▶ SHORT PROBLEM: State how many lines of the listing below include the word "mukaan". Give only the number.

▶ RECORDS FOR THE TASK:
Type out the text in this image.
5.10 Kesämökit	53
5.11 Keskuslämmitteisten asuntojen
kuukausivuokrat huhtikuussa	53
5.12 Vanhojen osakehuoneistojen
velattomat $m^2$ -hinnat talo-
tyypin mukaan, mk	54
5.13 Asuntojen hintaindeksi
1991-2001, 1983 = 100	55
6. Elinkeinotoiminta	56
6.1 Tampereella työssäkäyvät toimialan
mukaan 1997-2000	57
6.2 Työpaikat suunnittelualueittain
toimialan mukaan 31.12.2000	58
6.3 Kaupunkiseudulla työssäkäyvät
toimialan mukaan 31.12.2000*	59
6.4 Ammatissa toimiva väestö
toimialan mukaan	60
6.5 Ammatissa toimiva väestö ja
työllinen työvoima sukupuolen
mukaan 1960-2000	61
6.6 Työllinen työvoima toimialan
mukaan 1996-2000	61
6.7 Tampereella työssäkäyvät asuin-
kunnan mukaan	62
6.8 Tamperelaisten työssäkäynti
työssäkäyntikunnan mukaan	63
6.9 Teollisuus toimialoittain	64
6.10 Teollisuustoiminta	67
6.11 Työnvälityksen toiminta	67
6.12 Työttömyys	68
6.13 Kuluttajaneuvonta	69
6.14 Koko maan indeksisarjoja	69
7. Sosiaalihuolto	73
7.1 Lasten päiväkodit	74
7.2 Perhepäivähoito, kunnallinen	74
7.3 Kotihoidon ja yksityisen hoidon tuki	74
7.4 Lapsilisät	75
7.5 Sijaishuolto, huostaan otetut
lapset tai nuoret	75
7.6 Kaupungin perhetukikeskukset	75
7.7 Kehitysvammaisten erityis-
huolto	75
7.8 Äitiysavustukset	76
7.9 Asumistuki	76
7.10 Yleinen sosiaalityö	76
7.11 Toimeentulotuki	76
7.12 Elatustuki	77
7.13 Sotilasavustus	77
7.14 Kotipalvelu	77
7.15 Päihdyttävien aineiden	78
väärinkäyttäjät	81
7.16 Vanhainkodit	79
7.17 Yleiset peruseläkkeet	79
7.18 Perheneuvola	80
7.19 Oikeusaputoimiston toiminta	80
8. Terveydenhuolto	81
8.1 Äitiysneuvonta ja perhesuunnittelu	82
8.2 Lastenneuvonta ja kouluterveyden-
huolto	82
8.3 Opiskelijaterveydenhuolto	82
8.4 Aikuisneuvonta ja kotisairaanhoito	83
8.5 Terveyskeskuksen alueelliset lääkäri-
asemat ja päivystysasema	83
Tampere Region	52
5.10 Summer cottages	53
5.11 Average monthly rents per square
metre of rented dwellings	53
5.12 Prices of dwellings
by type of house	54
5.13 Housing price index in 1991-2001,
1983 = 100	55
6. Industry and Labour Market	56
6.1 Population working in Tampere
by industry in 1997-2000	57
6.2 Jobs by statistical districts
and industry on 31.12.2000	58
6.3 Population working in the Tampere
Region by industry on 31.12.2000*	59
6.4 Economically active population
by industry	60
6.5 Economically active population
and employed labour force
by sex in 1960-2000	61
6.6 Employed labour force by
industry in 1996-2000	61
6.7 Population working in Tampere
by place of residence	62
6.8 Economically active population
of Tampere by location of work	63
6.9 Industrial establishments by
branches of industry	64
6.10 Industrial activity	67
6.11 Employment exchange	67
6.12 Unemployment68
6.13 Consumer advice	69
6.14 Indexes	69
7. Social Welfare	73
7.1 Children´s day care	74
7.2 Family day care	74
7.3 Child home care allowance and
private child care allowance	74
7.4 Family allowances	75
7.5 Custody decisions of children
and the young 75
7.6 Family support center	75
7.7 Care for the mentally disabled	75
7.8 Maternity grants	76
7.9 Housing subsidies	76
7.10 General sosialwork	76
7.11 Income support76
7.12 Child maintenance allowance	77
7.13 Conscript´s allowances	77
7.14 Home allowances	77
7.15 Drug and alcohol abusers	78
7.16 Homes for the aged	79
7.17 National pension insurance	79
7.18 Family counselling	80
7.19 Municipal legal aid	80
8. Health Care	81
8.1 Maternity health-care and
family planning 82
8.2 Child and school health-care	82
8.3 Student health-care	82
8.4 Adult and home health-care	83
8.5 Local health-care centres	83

▶ WORKED ANSWER: 9